### Work to complete
Look through the lines below and extract each one that contains "الصائم".

### Provided data
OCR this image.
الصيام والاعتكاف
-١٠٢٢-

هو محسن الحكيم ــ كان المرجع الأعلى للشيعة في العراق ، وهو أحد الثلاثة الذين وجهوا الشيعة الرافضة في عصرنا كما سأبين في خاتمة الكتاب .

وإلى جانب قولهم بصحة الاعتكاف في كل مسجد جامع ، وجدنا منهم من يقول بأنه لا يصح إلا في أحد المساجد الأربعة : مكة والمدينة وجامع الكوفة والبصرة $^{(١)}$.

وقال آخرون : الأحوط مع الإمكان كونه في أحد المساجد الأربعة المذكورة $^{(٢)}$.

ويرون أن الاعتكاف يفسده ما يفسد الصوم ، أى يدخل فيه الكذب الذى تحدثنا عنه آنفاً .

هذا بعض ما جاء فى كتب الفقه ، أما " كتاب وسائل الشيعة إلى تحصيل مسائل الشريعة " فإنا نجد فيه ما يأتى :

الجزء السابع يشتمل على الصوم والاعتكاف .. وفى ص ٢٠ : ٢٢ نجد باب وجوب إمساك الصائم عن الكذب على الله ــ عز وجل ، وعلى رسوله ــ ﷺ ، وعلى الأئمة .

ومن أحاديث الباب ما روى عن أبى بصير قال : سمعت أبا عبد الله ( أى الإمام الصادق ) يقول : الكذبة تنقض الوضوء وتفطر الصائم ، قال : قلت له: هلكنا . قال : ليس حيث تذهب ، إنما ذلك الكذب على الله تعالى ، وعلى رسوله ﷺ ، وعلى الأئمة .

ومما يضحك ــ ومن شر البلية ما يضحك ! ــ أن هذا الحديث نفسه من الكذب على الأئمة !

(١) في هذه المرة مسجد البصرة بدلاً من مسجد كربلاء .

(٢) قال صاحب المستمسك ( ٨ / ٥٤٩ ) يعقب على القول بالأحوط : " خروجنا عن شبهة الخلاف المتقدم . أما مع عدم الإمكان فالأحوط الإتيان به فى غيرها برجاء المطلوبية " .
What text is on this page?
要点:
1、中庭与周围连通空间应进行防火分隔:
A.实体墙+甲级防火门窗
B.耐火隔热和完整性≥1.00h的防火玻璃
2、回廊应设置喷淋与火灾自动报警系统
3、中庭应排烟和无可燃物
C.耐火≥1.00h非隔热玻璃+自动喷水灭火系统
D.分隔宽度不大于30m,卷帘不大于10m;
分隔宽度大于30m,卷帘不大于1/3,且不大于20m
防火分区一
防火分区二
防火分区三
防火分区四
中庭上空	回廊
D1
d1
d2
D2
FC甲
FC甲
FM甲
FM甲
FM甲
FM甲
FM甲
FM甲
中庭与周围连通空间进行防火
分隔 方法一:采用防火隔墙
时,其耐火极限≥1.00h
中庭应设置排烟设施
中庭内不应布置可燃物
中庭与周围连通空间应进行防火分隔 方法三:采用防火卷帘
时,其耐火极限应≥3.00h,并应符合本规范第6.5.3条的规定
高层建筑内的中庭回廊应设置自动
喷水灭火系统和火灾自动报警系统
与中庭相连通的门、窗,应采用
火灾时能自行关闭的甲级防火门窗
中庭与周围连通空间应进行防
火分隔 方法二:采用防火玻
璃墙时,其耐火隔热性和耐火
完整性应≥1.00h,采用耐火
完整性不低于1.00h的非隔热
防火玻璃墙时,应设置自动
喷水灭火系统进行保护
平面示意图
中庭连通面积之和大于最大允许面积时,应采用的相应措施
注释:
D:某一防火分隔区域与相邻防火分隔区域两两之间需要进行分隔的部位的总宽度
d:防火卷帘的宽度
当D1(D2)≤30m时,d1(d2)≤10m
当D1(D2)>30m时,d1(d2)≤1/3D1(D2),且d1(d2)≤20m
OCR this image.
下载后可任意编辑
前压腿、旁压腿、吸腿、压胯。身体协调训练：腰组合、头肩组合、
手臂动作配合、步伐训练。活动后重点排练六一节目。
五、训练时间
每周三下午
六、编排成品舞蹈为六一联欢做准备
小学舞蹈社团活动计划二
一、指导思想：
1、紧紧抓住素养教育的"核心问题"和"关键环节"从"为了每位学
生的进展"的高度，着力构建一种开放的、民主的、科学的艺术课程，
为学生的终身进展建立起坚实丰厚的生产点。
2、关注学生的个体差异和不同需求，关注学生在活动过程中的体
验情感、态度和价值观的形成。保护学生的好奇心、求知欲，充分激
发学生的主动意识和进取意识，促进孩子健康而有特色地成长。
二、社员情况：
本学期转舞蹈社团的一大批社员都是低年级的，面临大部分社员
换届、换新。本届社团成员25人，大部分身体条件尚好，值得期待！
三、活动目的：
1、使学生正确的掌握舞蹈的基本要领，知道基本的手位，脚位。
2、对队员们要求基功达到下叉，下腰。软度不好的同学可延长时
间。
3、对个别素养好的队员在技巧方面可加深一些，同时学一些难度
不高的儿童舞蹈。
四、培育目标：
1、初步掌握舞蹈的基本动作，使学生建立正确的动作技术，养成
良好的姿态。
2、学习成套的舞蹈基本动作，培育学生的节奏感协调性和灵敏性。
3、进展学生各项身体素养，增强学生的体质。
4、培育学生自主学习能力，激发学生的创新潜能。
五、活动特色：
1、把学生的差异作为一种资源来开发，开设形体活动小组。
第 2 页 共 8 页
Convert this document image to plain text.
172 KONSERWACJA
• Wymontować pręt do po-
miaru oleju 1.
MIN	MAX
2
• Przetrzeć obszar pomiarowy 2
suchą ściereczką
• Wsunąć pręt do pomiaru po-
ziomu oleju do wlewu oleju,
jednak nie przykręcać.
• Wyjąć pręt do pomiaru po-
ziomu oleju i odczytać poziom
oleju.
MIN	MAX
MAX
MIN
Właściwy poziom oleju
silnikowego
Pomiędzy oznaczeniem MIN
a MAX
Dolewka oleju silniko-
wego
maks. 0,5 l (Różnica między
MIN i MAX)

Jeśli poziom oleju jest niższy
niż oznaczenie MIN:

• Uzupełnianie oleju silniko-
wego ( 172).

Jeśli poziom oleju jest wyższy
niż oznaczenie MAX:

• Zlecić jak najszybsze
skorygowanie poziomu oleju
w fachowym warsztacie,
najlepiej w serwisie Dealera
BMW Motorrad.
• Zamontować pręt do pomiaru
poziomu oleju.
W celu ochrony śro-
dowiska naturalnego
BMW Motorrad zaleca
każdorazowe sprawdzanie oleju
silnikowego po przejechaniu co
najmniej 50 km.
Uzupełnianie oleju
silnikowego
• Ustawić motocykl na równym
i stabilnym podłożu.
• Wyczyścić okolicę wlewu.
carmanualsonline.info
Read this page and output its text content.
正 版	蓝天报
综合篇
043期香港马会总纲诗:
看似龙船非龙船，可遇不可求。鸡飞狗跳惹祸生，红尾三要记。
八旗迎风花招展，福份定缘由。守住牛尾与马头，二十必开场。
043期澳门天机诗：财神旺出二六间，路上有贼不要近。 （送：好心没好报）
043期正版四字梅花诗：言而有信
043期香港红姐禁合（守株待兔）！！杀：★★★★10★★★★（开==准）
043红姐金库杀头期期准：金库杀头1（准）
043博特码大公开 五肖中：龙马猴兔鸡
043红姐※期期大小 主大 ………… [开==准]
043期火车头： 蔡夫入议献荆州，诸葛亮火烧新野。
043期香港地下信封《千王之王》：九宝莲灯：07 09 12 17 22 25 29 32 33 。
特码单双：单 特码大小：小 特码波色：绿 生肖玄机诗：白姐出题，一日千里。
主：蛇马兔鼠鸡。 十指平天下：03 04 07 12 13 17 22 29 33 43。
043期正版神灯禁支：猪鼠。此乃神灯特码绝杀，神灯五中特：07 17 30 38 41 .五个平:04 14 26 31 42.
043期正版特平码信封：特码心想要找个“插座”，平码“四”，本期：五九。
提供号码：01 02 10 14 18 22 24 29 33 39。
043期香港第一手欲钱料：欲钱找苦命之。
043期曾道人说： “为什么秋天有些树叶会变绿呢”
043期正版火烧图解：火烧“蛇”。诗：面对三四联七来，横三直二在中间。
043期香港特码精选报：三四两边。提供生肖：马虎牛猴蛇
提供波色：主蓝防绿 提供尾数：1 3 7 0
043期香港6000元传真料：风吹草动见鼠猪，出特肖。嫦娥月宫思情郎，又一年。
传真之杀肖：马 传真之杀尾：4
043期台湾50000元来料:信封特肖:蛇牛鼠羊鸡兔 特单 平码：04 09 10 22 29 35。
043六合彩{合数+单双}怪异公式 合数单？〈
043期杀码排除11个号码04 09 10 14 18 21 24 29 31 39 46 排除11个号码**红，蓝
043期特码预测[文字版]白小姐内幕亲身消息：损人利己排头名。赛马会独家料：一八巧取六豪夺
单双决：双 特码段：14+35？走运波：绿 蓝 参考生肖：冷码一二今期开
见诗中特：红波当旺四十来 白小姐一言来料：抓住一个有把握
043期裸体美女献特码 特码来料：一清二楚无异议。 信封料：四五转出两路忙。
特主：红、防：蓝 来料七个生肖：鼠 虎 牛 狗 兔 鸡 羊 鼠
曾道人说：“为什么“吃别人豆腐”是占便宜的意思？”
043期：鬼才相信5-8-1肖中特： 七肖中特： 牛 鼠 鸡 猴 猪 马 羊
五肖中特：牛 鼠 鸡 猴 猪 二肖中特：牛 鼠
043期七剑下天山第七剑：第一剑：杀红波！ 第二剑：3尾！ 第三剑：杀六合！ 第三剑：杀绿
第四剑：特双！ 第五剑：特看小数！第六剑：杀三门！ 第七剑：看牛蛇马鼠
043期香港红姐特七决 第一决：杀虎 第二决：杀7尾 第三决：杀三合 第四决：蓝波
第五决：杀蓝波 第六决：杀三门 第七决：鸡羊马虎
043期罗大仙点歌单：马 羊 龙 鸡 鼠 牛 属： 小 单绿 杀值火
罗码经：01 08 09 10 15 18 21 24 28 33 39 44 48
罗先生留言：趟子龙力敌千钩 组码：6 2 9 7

### Response
الجزء السابع يشتمل على الصوم والاعتكاف .. وفى ص ٢٠ : ٢٢ نجد باب وجوب إمساك الصائم عن الكذب على الله ــ عز وجل ، وعلى رسوله ــ ﷺ ، وعلى الأئمة .
ومن أحاديث الباب ما روى عن أبى بصير قال : سمعت أبا عبد الله ( أى الإمام الصادق ) يقول : الكذبة تنقض الوضوء وتفطر الصائم ، قال : قلت له: هلكنا . قال : ليس حيث تذهب ، إنما ذلك الكذب على الله تعالى ، وعلى رسوله ﷺ ، وعلى الأئمة .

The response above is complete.